=== DATASET ENTRIES ===
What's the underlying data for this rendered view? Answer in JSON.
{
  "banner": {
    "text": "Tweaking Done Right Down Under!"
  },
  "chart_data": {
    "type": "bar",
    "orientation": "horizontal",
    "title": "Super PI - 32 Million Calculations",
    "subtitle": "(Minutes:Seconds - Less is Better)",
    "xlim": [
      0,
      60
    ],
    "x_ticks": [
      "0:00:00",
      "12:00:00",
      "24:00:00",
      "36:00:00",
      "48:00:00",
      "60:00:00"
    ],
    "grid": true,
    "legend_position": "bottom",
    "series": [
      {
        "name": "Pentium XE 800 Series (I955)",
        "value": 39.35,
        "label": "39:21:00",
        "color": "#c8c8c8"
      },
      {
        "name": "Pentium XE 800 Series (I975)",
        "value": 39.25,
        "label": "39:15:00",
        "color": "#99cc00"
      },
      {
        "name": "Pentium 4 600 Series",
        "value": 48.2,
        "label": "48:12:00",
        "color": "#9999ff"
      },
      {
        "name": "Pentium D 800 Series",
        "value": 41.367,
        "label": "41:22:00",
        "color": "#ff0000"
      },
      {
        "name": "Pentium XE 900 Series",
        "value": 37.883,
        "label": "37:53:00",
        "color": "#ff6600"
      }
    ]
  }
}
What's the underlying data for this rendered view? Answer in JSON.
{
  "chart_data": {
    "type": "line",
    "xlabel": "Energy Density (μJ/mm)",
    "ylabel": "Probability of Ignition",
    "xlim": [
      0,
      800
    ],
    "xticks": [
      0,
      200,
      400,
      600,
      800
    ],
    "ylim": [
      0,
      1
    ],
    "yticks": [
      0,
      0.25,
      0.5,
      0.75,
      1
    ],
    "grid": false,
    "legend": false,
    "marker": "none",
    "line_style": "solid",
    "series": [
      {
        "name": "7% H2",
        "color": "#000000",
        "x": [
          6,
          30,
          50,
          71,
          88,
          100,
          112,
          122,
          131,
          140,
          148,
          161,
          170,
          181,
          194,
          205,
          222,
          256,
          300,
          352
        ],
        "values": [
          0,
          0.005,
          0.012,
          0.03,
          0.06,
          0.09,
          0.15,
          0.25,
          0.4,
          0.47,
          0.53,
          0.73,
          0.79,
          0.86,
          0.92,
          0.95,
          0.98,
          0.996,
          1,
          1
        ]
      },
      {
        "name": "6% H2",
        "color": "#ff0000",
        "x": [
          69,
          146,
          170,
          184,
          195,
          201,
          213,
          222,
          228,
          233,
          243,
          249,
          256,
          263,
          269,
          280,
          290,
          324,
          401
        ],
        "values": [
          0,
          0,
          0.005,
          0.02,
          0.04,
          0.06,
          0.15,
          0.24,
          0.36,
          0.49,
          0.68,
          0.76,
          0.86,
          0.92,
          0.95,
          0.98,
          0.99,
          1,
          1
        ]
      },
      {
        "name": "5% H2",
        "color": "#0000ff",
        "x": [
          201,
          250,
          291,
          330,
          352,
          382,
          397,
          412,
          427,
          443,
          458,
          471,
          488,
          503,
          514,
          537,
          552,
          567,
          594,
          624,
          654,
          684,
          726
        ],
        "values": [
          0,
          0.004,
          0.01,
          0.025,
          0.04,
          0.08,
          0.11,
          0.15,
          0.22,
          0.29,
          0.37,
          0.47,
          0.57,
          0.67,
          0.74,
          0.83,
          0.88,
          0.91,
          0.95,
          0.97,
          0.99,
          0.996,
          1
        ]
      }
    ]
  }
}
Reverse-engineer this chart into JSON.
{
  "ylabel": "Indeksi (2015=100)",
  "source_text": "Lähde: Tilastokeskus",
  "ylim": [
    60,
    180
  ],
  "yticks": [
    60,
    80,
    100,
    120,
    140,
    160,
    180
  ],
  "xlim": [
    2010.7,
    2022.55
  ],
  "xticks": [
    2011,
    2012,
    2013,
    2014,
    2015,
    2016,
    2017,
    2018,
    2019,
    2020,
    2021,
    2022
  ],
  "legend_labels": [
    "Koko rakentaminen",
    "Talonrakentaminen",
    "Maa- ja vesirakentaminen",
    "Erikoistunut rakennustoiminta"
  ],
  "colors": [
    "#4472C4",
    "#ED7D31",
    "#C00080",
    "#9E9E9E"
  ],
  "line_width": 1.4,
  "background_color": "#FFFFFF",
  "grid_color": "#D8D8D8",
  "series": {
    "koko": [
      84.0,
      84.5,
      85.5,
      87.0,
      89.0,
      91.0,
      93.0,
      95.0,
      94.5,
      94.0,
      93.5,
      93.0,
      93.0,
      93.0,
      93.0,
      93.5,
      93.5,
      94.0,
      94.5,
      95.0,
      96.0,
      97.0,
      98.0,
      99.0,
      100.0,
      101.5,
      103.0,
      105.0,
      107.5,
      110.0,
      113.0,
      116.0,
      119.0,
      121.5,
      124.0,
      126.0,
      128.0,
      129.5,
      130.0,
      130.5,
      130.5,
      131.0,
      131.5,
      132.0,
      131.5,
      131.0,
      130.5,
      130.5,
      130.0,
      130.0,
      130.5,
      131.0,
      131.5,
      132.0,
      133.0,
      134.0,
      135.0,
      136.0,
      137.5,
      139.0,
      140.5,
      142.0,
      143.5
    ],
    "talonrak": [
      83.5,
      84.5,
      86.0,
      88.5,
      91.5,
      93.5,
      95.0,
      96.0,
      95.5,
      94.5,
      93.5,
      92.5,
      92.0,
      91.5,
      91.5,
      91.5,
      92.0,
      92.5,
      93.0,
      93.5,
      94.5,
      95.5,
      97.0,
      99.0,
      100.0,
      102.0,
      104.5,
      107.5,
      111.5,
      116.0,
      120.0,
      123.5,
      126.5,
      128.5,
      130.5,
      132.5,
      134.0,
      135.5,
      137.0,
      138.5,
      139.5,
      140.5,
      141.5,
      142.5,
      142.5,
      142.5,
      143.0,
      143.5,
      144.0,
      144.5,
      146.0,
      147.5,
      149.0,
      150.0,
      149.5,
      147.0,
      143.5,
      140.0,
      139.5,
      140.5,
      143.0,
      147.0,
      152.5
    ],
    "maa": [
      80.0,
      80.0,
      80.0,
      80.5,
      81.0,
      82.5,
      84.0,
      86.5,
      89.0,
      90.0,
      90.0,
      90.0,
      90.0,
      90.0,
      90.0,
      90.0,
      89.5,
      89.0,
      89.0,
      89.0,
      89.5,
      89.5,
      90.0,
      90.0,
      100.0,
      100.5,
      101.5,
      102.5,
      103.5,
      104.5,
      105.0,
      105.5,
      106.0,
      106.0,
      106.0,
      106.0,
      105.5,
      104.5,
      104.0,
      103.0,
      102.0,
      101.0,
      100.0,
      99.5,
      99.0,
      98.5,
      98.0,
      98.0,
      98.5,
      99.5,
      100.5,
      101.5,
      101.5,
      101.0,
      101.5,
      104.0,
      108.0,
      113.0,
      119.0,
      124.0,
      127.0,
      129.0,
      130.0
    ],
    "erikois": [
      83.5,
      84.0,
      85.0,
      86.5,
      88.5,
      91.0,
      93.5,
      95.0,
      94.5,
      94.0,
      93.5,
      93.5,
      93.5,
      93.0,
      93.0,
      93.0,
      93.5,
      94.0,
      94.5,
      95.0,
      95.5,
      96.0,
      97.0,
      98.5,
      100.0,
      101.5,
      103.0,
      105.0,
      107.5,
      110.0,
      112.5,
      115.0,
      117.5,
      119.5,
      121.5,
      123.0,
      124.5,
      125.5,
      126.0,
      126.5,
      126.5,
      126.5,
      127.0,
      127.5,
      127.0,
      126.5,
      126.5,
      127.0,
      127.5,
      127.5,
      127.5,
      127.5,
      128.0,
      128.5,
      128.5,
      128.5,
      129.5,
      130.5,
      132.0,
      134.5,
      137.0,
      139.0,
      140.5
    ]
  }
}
===
= GOAL OF THE EXERCISE =
Copy out the whole listing exactly as written.

= RESULT OF THE EXERCISE =
What's the underlying data for this rendered view? Answer in JSON.
{
  "banner": {
    "text": "Tweaking Done Right Down Under!"
  },
  "chart_data": {
    "type": "bar",
    "orientation": "horizontal",
    "title": "Super PI - 32 Million Calculations",
    "subtitle": "(Minutes:Seconds - Less is Better)",
    "xlim": [
      0,
      60
    ],
    "x_ticks": [
      "0:00:00",
      "12:00:00",
      "24:00:00",
      "36:00:00",
      "48:00:00",
      "60:00:00"
    ],
    "grid": true,
    "legend_position": "bottom",
    "series": [
      {
        "name": "Pentium XE 800 Series (I955)",
        "value": 39.35,
        "label": "39:21:00",
        "color": "#c8c8c8"
      },
      {
        "name": "Pentium XE 800 Series (I975)",
        "value": 39.25,
        "label": "39:15:00",
        "color": "#99cc00"
      },
      {
        "name": "Pentium 4 600 Series",
        "value": 48.2,
        "label": "48:12:00",
        "color": "#9999ff"
      },
      {
        "name": "Pentium D 800 Series",
        "value": 41.367,
        "label": "41:22:00",
        "color": "#ff0000"
      },
      {
        "name": "Pentium XE 900 Series",
        "value": 37.883,
        "label": "37:53:00",
        "color": "#ff6600"
      }
    ]
  }
}
What's the underlying data for this rendered view? Answer in JSON.
{
  "chart_data": {
    "type": "line",
    "xlabel": "Energy Density (μJ/mm)",
    "ylabel": "Probability of Ignition",
    "xlim": [
      0,
      800
    ],
    "xticks": [
      0,
      200,
      400,
      600,
      800
    ],
    "ylim": [
      0,
      1
    ],
    "yticks": [
      0,
      0.25,
      0.5,
      0.75,
      1
    ],
    "grid": false,
    "legend": false,
    "marker": "none",
    "line_style": "solid",
    "series": [
      {
        "name": "7% H2",
        "color": "#000000",
        "x": [
          6,
          30,
          50,
          71,
          88,
          100,
          112,
          122,
          131,
          140,
          148,
          161,
          170,
          181,
          194,
          205,
          222,
          256,
          300,
          352
        ],
        "values": [
          0,
          0.005,
          0.012,
          0.03,
          0.06,
          0.09,
          0.15,
          0.25,
          0.4,
          0.47,
          0.53,
          0.73,
          0.79,
          0.86,
          0.92,
          0.95,
          0.98,
          0.996,
          1,
          1
        ]
      },
      {
        "name": "6% H2",
        "color": "#ff0000",
        "x": [
          69,
          146,
          170,
          184,
          195,
          201,
          213,
          222,
          228,
          233,
          243,
          249,
          256,
          263,
          269,
          280,
          290,
          324,
          401
        ],
        "values": [
          0,
          0,
          0.005,
          0.02,
          0.04,
          0.06,
          0.15,
          0.24,
          0.36,
          0.49,
          0.68,
          0.76,
          0.86,
          0.92,
          0.95,
          0.98,
          0.99,
          1,
          1
        ]
      },
      {
        "name": "5% H2",
        "color": "#0000ff",
        "x": [
          201,
          250,
          291,
          330,
          352,
          382,
          397,
          412,
          427,
          443,
          458,
          471,
          488,
          503,
          514,
          537,
          552,
          567,
          594,
          624,
          654,
          684,
          726
        ],
        "values": [
          0,
          0.004,
          0.01,
          0.025,
          0.04,
          0.08,
          0.11,
          0.15,
          0.22,
          0.29,
          0.37,
          0.47,
          0.57,
          0.67,
          0.74,
          0.83,
          0.88,
          0.91,
          0.95,
          0.97,
          0.99,
          0.996,
          1
        ]
      }
    ]
  }
}
Reverse-engineer this chart into JSON.
{
  "ylabel": "Indeksi (2015=100)",
  "source_text": "Lähde: Tilastokeskus",
  "ylim": [
    60,
    180
  ],
  "yticks": [
    60,
    80,
    100,
    120,
    140,
    160,
    180
  ],
  "xlim": [
    2010.7,
    2022.55
  ],
  "xticks": [
    2011,
    2012,
    2013,
    2014,
    2015,
    2016,
    2017,
    2018,
    2019,
    2020,
    2021,
    2022
  ],
  "legend_labels": [
    "Koko rakentaminen",
    "Talonrakentaminen",
    "Maa- ja vesirakentaminen",
    "Erikoistunut rakennustoiminta"
  ],
  "colors": [
    "#4472C4",
    "#ED7D31",
    "#C00080",
    "#9E9E9E"
  ],
  "line_width": 1.4,
  "background_color": "#FFFFFF",
  "grid_color": "#D8D8D8",
  "series": {
    "koko": [
      84.0,
      84.5,
      85.5,
      87.0,
      89.0,
      91.0,
      93.0,
      95.0,
      94.5,
      94.0,
      93.5,
      93.0,
      93.0,
      93.0,
      93.0,
      93.5,
      93.5,
      94.0,
      94.5,
      95.0,
      96.0,
      97.0,
      98.0,
      99.0,
      100.0,
      101.5,
      103.0,
      105.0,
      107.5,
      110.0,
      113.0,
      116.0,
      119.0,
      121.5,
      124.0,
      126.0,
      128.0,
      129.5,
      130.0,
      130.5,
      130.5,
      131.0,
      131.5,
      132.0,
      131.5,
      131.0,
      130.5,
      130.5,
      130.0,
      130.0,
      130.5,
      131.0,
      131.5,
      132.0,
      133.0,
      134.0,
      135.0,
      136.0,
      137.5,
      139.0,
      140.5,
      142.0,
      143.5
    ],
    "talonrak": [
      83.5,
      84.5,
      86.0,
      88.5,
      91.5,
      93.5,
      95.0,
      96.0,
      95.5,
      94.5,
      93.5,
      92.5,
      92.0,
      91.5,
      91.5,
      91.5,
      92.0,
      92.5,
      93.0,
      93.5,
      94.5,
      95.5,
      97.0,
      99.0,
      100.0,
      102.0,
      104.5,
      107.5,
      111.5,
      116.0,
      120.0,
      123.5,
      126.5,
      128.5,
      130.5,
      132.5,
      134.0,
      135.5,
      137.0,
      138.5,
      139.5,
      140.5,
      141.5,
      142.5,
      142.5,
      142.5,
      143.0,
      143.5,
      144.0,
      144.5,
      146.0,
      147.5,
      149.0,
      150.0,
      149.5,
      147.0,
      143.5,
      140.0,
      139.5,
      140.5,
      143.0,
      147.0,
      152.5
    ],
    "maa": [
      80.0,
      80.0,
      80.0,
      80.5,
      81.0,
      82.5,
      84.0,
      86.5,
      89.0,
      90.0,
      90.0,
      90.0,
      90.0,
      90.0,
      90.0,
      90.0,
      89.5,
      89.0,
      89.0,
      89.0,
      89.5,
      89.5,
      90.0,
      90.0,
      100.0,
      100.5,
      101.5,
      102.5,
      103.5,
      104.5,
      105.0,
      105.5,
      106.0,
      106.0,
      106.0,
      106.0,
      105.5,
      104.5,
      104.0,
      103.0,
      102.0,
      101.0,
      100.0,
      99.5,
      99.0,
      98.5,
      98.0,
      98.0,
      98.5,
      99.5,
      100.5,
      101.5,
      101.5,
      101.0,
      101.5,
      104.0,
      108.0,
      113.0,
      119.0,
      124.0,
      127.0,
      129.0,
      130.0
    ],
    "erikois": [
      83.5,
      84.0,
      85.0,
      86.5,
      88.5,
      91.0,
      93.5,
      95.0,
      94.5,
      94.0,
      93.5,
      93.5,
      93.5,
      93.0,
      93.0,
      93.0,
      93.5,
      94.0,
      94.5,
      95.0,
      95.5,
      96.0,
      97.0,
      98.5,
      100.0,
      101.5,
      103.0,
      105.0,
      107.5,
      110.0,
      112.5,
      115.0,
      117.5,
      119.5,
      121.5,
      123.0,
      124.5,
      125.5,
      126.0,
      126.5,
      126.5,
      126.5,
      127.0,
      127.5,
      127.0,
      126.5,
      126.5,
      127.0,
      127.5,
      127.5,
      127.5,
      127.5,
      128.0,
      128.5,
      128.5,
      128.5,
      129.5,
      130.5,
      132.0,
      134.5,
      137.0,
      139.0,
      140.5
    ]
  }
}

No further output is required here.